:: Short task ::
Exclude any images and output the remaining records exactly.

:: Provided records ::
# # # # # # #
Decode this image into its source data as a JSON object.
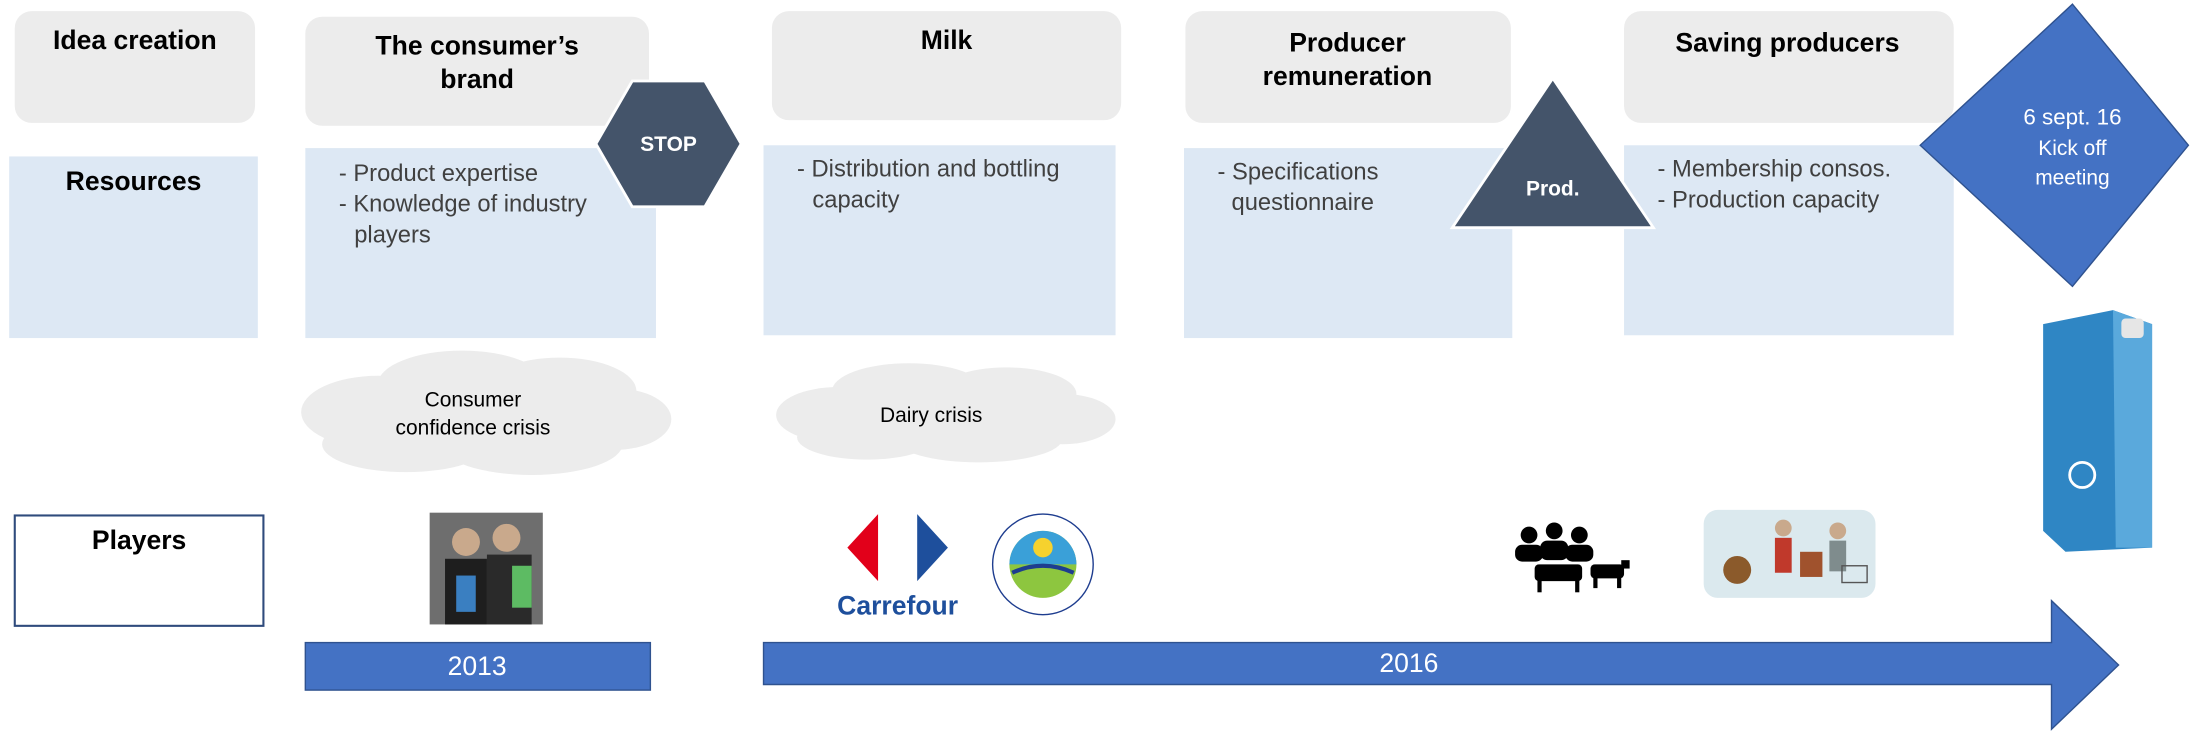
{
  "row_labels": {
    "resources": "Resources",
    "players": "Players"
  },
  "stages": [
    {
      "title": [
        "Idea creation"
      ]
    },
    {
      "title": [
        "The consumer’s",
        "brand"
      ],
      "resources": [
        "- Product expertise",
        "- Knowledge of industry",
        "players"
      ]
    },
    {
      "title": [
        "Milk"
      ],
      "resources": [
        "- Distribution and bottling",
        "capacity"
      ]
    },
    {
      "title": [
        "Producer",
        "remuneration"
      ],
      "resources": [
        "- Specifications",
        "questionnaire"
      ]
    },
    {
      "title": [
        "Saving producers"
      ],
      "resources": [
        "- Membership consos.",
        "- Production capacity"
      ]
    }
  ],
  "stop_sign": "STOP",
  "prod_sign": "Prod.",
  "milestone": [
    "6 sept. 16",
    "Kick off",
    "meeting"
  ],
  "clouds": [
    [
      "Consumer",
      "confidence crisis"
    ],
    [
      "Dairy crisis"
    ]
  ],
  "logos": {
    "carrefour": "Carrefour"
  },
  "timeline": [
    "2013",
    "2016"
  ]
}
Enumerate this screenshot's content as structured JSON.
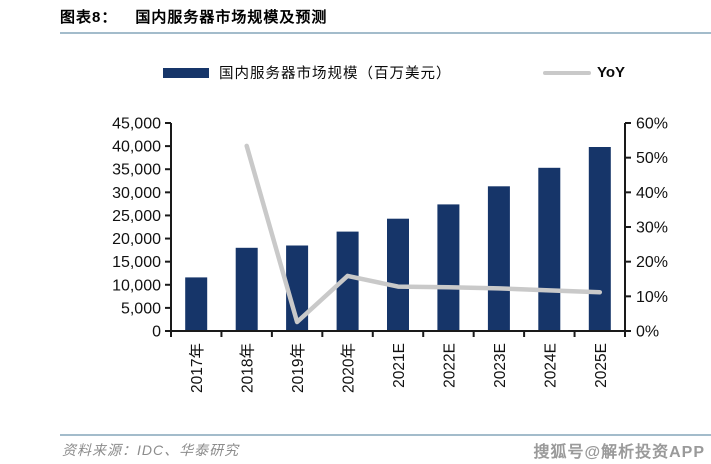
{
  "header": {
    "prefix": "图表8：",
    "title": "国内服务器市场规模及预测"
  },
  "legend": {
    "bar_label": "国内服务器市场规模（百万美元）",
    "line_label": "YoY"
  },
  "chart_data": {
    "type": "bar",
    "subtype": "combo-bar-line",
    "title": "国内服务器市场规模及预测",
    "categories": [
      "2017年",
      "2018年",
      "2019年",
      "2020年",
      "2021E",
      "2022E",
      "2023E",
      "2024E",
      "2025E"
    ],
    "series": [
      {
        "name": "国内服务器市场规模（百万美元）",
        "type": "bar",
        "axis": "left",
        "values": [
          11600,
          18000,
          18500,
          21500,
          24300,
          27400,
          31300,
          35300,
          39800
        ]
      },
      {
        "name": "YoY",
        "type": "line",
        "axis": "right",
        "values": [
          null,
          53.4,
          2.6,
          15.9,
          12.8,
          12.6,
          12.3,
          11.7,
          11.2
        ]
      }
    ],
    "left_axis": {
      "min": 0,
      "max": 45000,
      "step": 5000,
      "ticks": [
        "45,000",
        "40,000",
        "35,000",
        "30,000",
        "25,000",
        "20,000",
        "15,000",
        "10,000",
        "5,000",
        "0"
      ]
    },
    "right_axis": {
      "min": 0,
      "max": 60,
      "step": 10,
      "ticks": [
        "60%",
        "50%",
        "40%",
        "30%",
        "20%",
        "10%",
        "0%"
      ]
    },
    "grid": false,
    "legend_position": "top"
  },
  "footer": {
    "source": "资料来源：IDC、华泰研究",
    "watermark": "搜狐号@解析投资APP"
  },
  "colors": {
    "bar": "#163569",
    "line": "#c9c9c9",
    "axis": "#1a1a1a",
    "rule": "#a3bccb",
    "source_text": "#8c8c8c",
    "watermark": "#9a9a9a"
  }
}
# # # # # # #
:: Output for this exercise ::
Decode this image into its source data as a JSON object.
{
  "row_labels": {
    "resources": "Resources",
    "players": "Players"
  },
  "stages": [
    {
      "title": [
        "Idea creation"
      ]
    },
    {
      "title": [
        "The consumer’s",
        "brand"
      ],
      "resources": [
        "- Product expertise",
        "- Knowledge of industry",
        "players"
      ]
    },
    {
      "title": [
        "Milk"
      ],
      "resources": [
        "- Distribution and bottling",
        "capacity"
      ]
    },
    {
      "title": [
        "Producer",
        "remuneration"
      ],
      "resources": [
        "- Specifications",
        "questionnaire"
      ]
    },
    {
      "title": [
        "Saving producers"
      ],
      "resources": [
        "- Membership consos.",
        "- Production capacity"
      ]
    }
  ],
  "stop_sign": "STOP",
  "prod_sign": "Prod.",
  "milestone": [
    "6 sept. 16",
    "Kick off",
    "meeting"
  ],
  "clouds": [
    [
      "Consumer",
      "confidence crisis"
    ],
    [
      "Dairy crisis"
    ]
  ],
  "logos": {
    "carrefour": "Carrefour"
  },
  "timeline": [
    "2013",
    "2016"
  ]
}
Enumerate this screenshot's content as structured JSON.
{
  "header": {
    "prefix": "图表8：",
    "title": "国内服务器市场规模及预测"
  },
  "legend": {
    "bar_label": "国内服务器市场规模（百万美元）",
    "line_label": "YoY"
  },
  "chart_data": {
    "type": "bar",
    "subtype": "combo-bar-line",
    "title": "国内服务器市场规模及预测",
    "categories": [
      "2017年",
      "2018年",
      "2019年",
      "2020年",
      "2021E",
      "2022E",
      "2023E",
      "2024E",
      "2025E"
    ],
    "series": [
      {
        "name": "国内服务器市场规模（百万美元）",
        "type": "bar",
        "axis": "left",
        "values": [
          11600,
          18000,
          18500,
          21500,
          24300,
          27400,
          31300,
          35300,
          39800
        ]
      },
      {
        "name": "YoY",
        "type": "line",
        "axis": "right",
        "values": [
          null,
          53.4,
          2.6,
          15.9,
          12.8,
          12.6,
          12.3,
          11.7,
          11.2
        ]
      }
    ],
    "left_axis": {
      "min": 0,
      "max": 45000,
      "step": 5000,
      "ticks": [
        "45,000",
        "40,000",
        "35,000",
        "30,000",
        "25,000",
        "20,000",
        "15,000",
        "10,000",
        "5,000",
        "0"
      ]
    },
    "right_axis": {
      "min": 0,
      "max": 60,
      "step": 10,
      "ticks": [
        "60%",
        "50%",
        "40%",
        "30%",
        "20%",
        "10%",
        "0%"
      ]
    },
    "grid": false,
    "legend_position": "top"
  },
  "footer": {
    "source": "资料来源：IDC、华泰研究",
    "watermark": "搜狐号@解析投资APP"
  },
  "colors": {
    "bar": "#163569",
    "line": "#c9c9c9",
    "axis": "#1a1a1a",
    "rule": "#a3bccb",
    "source_text": "#8c8c8c",
    "watermark": "#9a9a9a"
  }
}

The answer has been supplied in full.